#### Goal
Pull out every line with the word "breakfast" from the entries below.
+++ Data for this exercise +++
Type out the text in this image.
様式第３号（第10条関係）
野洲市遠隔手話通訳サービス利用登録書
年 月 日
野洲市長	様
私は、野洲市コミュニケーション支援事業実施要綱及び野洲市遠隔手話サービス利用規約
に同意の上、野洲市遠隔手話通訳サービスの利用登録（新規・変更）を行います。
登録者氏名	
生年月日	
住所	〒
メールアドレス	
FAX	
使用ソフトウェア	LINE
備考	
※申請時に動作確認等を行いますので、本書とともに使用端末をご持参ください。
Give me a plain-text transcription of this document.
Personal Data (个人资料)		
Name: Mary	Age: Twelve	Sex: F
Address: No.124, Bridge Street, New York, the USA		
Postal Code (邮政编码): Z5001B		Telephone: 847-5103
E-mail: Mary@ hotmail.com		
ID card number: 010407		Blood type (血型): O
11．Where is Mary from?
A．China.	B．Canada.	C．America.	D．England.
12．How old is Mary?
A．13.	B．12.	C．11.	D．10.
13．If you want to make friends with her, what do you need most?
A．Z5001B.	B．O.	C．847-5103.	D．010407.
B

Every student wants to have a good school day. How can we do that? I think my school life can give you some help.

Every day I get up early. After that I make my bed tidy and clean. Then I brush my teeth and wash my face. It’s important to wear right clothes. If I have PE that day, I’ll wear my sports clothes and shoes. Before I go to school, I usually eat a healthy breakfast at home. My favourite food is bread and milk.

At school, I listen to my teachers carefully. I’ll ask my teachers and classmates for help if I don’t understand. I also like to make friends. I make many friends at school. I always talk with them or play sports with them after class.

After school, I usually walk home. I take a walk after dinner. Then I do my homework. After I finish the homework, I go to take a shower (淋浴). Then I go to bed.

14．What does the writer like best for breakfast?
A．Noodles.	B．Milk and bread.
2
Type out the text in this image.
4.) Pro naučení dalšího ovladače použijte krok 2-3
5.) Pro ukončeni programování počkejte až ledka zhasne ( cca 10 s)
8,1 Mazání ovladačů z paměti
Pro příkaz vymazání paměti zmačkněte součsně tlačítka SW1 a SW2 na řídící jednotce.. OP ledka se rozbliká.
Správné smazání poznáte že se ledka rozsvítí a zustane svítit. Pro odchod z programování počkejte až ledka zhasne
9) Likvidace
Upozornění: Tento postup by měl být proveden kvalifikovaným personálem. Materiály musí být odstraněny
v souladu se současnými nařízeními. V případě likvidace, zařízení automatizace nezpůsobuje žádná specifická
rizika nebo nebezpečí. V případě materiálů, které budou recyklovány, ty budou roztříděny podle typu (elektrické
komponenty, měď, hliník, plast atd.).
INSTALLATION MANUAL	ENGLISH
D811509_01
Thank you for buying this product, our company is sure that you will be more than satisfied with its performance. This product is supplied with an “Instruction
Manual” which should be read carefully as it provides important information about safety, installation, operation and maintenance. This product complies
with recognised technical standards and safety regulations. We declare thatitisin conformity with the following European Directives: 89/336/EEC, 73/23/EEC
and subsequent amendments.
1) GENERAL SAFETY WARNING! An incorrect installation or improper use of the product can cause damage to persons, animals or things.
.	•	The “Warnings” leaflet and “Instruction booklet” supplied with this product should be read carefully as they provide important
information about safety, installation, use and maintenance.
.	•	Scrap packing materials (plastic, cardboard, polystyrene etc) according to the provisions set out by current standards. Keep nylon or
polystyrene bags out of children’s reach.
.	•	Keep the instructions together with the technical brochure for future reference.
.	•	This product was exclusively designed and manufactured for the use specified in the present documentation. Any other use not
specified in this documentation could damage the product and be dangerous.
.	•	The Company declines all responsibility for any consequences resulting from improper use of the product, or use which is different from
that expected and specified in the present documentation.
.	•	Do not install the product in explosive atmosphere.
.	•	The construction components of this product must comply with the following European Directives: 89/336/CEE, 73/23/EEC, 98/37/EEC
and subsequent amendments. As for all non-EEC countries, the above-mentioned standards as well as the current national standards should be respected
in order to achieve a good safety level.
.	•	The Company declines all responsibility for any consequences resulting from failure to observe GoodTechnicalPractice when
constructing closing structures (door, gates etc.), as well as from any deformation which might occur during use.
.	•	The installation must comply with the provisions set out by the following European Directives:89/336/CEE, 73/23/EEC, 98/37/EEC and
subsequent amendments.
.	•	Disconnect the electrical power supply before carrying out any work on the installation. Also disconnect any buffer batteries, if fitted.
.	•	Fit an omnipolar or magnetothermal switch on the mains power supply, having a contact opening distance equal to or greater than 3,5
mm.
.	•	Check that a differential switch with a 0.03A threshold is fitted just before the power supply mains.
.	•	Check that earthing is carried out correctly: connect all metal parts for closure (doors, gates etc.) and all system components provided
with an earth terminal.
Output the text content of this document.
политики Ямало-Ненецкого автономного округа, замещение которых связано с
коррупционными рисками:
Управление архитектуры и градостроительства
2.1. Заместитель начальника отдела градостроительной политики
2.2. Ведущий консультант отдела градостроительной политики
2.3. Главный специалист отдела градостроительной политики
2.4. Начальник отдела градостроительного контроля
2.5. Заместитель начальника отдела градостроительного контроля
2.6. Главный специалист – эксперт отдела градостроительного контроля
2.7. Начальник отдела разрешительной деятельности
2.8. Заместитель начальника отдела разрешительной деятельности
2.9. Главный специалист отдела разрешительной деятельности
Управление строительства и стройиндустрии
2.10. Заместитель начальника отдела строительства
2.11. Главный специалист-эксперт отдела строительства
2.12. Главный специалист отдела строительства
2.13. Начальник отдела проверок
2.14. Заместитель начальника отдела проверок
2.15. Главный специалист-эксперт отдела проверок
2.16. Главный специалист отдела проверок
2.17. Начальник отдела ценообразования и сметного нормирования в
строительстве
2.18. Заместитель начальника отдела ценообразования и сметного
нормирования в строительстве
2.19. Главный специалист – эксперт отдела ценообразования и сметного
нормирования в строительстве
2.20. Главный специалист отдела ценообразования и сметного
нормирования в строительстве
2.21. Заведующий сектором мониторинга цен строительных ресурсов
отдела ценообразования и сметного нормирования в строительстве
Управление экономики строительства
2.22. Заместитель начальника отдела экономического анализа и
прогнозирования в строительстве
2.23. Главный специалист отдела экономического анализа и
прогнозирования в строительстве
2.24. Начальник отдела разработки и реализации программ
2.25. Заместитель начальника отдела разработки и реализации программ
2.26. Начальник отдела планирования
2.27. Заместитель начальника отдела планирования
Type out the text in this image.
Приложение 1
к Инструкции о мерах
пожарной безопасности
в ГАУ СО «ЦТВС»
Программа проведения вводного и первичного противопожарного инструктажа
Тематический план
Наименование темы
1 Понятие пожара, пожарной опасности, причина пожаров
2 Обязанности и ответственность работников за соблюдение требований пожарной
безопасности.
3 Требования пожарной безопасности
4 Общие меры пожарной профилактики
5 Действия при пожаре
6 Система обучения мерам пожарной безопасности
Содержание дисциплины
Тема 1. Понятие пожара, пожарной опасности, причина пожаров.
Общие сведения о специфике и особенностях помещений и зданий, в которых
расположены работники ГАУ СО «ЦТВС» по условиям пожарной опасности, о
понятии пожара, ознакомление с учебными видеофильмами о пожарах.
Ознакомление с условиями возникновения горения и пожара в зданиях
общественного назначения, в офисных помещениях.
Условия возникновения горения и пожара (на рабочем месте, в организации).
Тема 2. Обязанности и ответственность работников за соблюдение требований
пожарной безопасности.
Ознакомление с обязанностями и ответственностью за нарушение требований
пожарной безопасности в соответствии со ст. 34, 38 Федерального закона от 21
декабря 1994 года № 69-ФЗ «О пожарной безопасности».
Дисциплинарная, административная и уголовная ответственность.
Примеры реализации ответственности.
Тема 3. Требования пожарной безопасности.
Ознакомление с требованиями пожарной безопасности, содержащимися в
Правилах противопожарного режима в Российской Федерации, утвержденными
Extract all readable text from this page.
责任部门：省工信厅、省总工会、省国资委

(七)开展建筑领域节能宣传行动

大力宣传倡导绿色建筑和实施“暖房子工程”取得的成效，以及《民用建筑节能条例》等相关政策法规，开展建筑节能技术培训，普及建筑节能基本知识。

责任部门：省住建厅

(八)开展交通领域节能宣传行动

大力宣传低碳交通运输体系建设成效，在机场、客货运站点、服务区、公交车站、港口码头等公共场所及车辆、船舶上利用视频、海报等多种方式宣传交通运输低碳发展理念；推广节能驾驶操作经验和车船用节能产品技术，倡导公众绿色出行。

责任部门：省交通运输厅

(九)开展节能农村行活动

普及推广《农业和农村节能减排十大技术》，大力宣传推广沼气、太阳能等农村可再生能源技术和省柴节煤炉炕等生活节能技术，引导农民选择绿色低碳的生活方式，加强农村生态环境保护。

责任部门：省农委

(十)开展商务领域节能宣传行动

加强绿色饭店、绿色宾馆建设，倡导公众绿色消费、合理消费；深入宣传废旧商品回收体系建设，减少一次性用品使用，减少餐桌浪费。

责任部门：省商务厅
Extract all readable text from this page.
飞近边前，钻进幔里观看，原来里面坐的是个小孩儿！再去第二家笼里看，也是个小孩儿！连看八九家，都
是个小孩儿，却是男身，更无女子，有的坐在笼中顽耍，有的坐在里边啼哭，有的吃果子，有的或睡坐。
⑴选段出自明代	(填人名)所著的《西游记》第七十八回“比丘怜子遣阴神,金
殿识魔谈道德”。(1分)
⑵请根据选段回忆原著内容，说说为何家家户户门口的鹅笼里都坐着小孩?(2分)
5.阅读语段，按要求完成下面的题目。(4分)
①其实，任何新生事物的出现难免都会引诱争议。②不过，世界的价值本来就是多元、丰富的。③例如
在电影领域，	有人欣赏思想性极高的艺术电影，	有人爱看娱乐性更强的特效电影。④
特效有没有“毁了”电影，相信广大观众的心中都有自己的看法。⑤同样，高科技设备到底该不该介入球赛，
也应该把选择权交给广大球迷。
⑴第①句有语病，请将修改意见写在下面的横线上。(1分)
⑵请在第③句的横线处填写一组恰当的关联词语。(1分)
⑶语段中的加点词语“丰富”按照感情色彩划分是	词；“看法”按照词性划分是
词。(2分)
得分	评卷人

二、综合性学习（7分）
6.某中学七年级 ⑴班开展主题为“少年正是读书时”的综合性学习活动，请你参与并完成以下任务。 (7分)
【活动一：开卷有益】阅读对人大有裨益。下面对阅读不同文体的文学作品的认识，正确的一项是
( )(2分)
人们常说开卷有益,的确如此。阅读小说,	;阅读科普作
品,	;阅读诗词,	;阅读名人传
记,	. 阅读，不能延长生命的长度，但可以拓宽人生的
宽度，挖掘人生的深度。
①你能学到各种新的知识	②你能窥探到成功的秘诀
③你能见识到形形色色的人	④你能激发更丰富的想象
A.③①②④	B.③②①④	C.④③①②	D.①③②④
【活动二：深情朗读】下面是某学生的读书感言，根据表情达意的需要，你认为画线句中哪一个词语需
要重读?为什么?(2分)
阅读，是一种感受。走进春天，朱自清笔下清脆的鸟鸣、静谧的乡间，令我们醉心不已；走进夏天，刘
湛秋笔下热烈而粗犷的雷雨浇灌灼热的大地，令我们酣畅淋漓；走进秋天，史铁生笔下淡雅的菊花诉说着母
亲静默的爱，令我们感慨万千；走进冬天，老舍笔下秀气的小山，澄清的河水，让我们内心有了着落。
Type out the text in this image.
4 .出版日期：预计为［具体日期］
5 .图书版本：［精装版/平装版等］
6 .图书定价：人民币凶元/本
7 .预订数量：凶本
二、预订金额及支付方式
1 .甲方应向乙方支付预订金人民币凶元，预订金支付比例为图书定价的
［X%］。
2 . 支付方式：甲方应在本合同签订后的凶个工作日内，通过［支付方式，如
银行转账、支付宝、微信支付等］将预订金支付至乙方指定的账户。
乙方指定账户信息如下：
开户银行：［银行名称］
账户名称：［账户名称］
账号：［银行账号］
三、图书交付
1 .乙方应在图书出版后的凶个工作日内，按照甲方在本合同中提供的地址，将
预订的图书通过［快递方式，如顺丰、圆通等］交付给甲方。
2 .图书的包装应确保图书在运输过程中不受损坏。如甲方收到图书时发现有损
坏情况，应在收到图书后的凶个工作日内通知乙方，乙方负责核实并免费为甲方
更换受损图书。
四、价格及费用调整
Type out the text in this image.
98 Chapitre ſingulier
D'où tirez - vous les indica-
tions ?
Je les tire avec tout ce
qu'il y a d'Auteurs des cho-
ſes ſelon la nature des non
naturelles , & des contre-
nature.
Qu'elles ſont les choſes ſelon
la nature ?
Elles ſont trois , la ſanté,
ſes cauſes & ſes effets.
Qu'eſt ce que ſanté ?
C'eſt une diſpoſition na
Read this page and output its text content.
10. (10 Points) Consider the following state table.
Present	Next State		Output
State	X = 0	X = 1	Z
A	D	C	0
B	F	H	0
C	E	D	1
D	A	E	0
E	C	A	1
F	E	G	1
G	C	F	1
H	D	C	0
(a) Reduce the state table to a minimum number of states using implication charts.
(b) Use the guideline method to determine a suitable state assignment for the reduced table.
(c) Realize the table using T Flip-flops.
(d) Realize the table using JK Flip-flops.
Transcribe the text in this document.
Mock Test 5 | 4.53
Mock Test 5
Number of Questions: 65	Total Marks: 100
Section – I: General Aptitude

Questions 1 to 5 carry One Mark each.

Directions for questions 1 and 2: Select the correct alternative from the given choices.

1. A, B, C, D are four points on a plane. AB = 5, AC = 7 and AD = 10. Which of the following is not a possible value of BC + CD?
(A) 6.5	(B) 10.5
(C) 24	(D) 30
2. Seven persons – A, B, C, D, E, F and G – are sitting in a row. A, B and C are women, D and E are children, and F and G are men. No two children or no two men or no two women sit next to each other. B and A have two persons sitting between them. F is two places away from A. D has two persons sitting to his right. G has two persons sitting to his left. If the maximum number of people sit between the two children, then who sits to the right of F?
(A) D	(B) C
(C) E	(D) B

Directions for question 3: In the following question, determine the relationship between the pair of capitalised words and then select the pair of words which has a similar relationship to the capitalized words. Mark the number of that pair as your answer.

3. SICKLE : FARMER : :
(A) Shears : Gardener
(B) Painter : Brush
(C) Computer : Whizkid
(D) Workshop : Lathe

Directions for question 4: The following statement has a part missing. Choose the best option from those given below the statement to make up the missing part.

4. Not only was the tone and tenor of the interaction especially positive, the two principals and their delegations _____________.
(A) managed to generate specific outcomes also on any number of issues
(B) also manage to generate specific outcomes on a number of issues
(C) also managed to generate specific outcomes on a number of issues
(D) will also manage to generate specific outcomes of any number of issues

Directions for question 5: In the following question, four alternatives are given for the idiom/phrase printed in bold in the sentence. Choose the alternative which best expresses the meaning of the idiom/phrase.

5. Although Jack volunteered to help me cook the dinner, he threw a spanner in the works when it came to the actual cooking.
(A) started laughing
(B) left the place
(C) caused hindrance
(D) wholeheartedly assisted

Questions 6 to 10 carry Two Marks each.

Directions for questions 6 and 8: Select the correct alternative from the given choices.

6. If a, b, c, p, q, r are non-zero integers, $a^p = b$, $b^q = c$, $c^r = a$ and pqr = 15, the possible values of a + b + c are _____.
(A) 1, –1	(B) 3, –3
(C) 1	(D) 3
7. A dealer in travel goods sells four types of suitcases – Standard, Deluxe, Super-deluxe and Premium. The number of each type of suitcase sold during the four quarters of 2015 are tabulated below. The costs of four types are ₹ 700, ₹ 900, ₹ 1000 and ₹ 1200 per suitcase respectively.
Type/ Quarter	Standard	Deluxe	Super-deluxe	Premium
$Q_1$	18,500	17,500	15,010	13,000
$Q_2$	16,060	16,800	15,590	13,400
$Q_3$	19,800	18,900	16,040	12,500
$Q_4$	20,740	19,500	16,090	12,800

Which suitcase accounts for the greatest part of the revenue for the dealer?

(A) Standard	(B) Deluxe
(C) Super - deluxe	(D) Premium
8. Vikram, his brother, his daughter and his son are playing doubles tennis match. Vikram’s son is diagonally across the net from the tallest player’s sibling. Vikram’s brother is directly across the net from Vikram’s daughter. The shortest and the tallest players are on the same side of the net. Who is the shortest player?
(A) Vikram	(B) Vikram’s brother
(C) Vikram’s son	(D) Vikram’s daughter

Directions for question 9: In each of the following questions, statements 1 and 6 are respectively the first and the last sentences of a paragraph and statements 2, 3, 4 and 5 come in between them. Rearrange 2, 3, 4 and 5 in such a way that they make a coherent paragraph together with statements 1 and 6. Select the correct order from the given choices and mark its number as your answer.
+++
#### Answer for this exercise
Every day I get up early. After that I make my bed tidy and clean. Then I brush my teeth and wash my face. It’s important to wear right clothes. If I have PE that day, I’ll wear my sports clothes and shoes. Before I go to school, I usually eat a healthy breakfast at home. My favourite food is bread and milk.
14．What does the writer like best for breakfast?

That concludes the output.